[Entries with figure data]
** START **
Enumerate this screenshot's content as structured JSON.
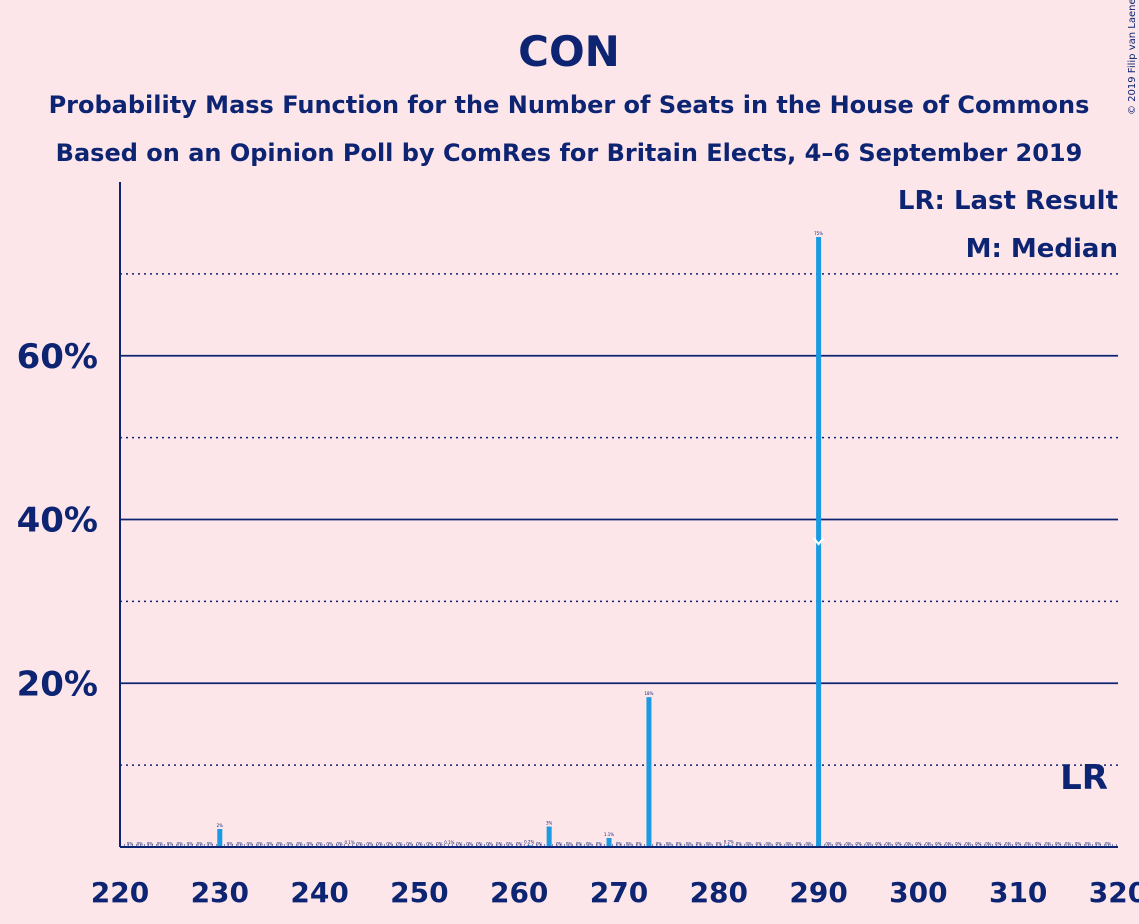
{
  "chart_data": {
    "type": "bar",
    "title": "CON",
    "subtitle_line1": "Probability Mass Function for the Number of Seats in the House of Commons",
    "subtitle_line2": "Based on an Opinion Poll by ComRes for Britain Elects, 4–6 September 2019",
    "legend": {
      "last_result": "LR: Last Result",
      "median": "M: Median"
    },
    "last_result_marker": "LR",
    "copyright": "© 2019 Filip van Laenen",
    "xlim": [
      220,
      320
    ],
    "ylim": [
      0,
      80
    ],
    "x_ticks": [
      220,
      230,
      240,
      250,
      260,
      270,
      280,
      290,
      300,
      310,
      320
    ],
    "y_ticks_labeled": [
      {
        "value": 20,
        "label": "20%"
      },
      {
        "value": 40,
        "label": "40%"
      },
      {
        "value": 60,
        "label": "60%"
      }
    ],
    "y_gridlines_dotted": [
      10,
      30,
      50,
      70
    ],
    "median_seat": 290,
    "last_result_seat": 317,
    "bar_color": "#1a9ae0",
    "axis_color": "#0c2472",
    "background_color": "#fde6ea",
    "bars": [
      {
        "x": 230,
        "value": 2.2,
        "label": "2%"
      },
      {
        "x": 243,
        "value": 0.1,
        "label": "0.1%"
      },
      {
        "x": 253,
        "value": 0.1,
        "label": "0.1%"
      },
      {
        "x": 261,
        "value": 0.2,
        "label": "0.2%"
      },
      {
        "x": 263,
        "value": 2.5,
        "label": "3%"
      },
      {
        "x": 269,
        "value": 1.1,
        "label": "1.1%"
      },
      {
        "x": 273,
        "value": 18.3,
        "label": "18%"
      },
      {
        "x": 281,
        "value": 0.2,
        "label": "0.2%"
      },
      {
        "x": 290,
        "value": 74.5,
        "label": "75%"
      }
    ]
  }
}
** END **
▸ WRITTEN INSTRUCTION:
Pull out all lines from the listing that contain the string "value".

▸ EXERCISE RESULT:
        "value": 20,
        "value": 40,
        "value": 60,
        "value": 2.2,
        "value": 0.1,
        "value": 0.1,
        "value": 0.2,
        "value": 2.5,
        "value": 1.1,
        "value": 18.3,
        "value": 0.2,
        "value": 74.5,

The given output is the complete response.